— start of Supplied data —

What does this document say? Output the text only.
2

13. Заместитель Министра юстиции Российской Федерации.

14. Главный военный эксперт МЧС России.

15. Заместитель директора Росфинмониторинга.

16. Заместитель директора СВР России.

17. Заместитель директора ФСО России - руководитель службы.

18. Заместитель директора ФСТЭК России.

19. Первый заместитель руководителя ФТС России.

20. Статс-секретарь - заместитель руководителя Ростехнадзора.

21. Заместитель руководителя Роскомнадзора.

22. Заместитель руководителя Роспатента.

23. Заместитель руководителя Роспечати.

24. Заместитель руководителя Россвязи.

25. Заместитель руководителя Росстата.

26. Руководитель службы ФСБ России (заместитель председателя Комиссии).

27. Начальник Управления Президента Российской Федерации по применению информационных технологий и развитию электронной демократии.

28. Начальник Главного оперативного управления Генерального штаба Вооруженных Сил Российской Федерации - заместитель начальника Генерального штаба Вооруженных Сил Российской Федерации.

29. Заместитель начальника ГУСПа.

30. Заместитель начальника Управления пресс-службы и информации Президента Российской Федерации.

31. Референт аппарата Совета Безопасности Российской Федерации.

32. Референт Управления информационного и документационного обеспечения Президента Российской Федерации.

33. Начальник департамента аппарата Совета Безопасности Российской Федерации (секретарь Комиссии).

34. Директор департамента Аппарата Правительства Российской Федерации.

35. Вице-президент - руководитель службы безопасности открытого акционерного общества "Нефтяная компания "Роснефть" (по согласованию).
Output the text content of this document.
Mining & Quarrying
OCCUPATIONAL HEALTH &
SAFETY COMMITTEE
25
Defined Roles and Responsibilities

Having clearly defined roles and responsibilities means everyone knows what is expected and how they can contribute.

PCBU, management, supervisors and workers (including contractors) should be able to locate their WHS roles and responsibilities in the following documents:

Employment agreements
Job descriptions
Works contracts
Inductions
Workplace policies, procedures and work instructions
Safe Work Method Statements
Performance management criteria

— end of Supplied data —
— start of Supplied data —

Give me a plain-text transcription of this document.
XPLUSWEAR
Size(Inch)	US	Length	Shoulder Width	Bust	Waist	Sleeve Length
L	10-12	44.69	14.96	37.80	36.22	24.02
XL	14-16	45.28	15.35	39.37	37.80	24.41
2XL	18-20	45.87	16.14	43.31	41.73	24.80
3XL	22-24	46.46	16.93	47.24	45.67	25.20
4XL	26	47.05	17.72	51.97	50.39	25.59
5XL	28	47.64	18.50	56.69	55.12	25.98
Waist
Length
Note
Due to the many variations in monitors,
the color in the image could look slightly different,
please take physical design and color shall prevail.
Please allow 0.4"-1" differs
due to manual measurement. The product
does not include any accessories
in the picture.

— end of Supplied data —

§ Short task
Search the entries for the word "color" and copy every line that has it.

§ Response to the exercise
the color in the image could look slightly different,
please take physical design and color shall prevail.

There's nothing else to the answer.